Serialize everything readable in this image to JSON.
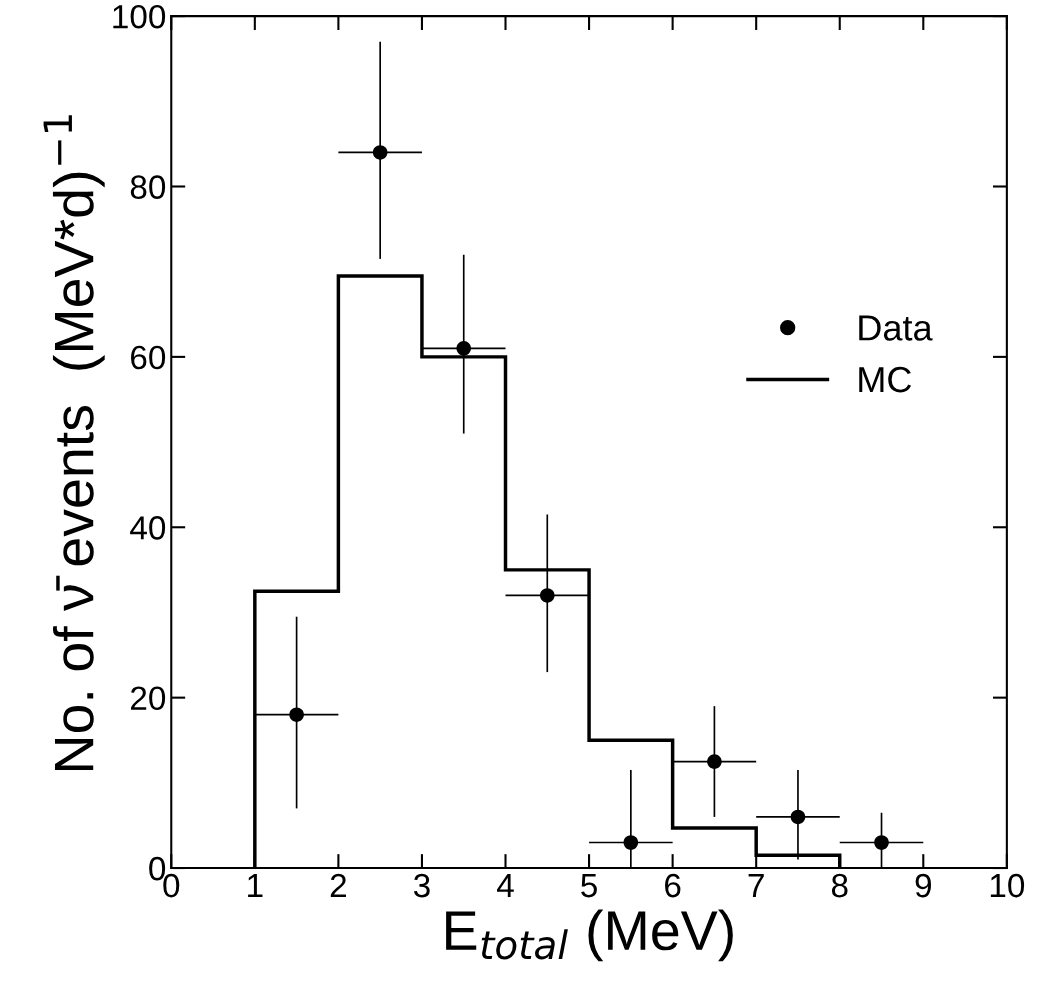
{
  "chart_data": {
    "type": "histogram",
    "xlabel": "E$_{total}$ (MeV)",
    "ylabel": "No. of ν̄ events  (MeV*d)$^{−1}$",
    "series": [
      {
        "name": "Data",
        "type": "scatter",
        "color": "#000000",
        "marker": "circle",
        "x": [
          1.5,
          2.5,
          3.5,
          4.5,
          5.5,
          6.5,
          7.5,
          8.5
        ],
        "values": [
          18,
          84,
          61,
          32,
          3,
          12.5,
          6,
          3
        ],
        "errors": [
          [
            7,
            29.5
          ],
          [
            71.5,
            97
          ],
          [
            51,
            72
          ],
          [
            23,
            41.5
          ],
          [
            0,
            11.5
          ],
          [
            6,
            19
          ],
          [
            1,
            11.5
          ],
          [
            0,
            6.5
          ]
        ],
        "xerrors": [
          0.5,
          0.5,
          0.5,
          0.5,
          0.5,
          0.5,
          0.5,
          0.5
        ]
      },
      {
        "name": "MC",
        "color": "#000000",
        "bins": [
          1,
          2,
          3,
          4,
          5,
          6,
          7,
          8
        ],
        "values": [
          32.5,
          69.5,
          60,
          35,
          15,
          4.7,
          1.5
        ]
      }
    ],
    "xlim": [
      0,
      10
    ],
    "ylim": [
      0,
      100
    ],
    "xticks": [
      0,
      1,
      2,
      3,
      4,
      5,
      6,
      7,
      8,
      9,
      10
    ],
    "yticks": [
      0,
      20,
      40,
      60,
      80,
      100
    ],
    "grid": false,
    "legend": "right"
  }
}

=-=-=

Do not copy the pictures, but repeat every line exactly.

# EXERCISE OUTPUT:
Serialize everything readable in this image to JSON.
{
  "chart_data": {
    "type": "histogram",
    "xlabel": "E$_{total}$ (MeV)",
    "ylabel": "No. of ν̄ events  (MeV*d)$^{−1}$",
    "series": [
      {
        "name": "Data",
        "type": "scatter",
        "color": "#000000",
        "marker": "circle",
        "x": [
          1.5,
          2.5,
          3.5,
          4.5,
          5.5,
          6.5,
          7.5,
          8.5
        ],
        "values": [
          18,
          84,
          61,
          32,
          3,
          12.5,
          6,
          3
        ],
        "errors": [
          [
            7,
            29.5
          ],
          [
            71.5,
            97
          ],
          [
            51,
            72
          ],
          [
            23,
            41.5
          ],
          [
            0,
            11.5
          ],
          [
            6,
            19
          ],
          [
            1,
            11.5
          ],
          [
            0,
            6.5
          ]
        ],
        "xerrors": [
          0.5,
          0.5,
          0.5,
          0.5,
          0.5,
          0.5,
          0.5,
          0.5
        ]
      },
      {
        "name": "MC",
        "color": "#000000",
        "bins": [
          1,
          2,
          3,
          4,
          5,
          6,
          7,
          8
        ],
        "values": [
          32.5,
          69.5,
          60,
          35,
          15,
          4.7,
          1.5
        ]
      }
    ],
    "xlim": [
      0,
      10
    ],
    "ylim": [
      0,
      100
    ],
    "xticks": [
      0,
      1,
      2,
      3,
      4,
      5,
      6,
      7,
      8,
      9,
      10
    ],
    "yticks": [
      0,
      20,
      40,
      60,
      80,
      100
    ],
    "grid": false,
    "legend": "right"
  }
}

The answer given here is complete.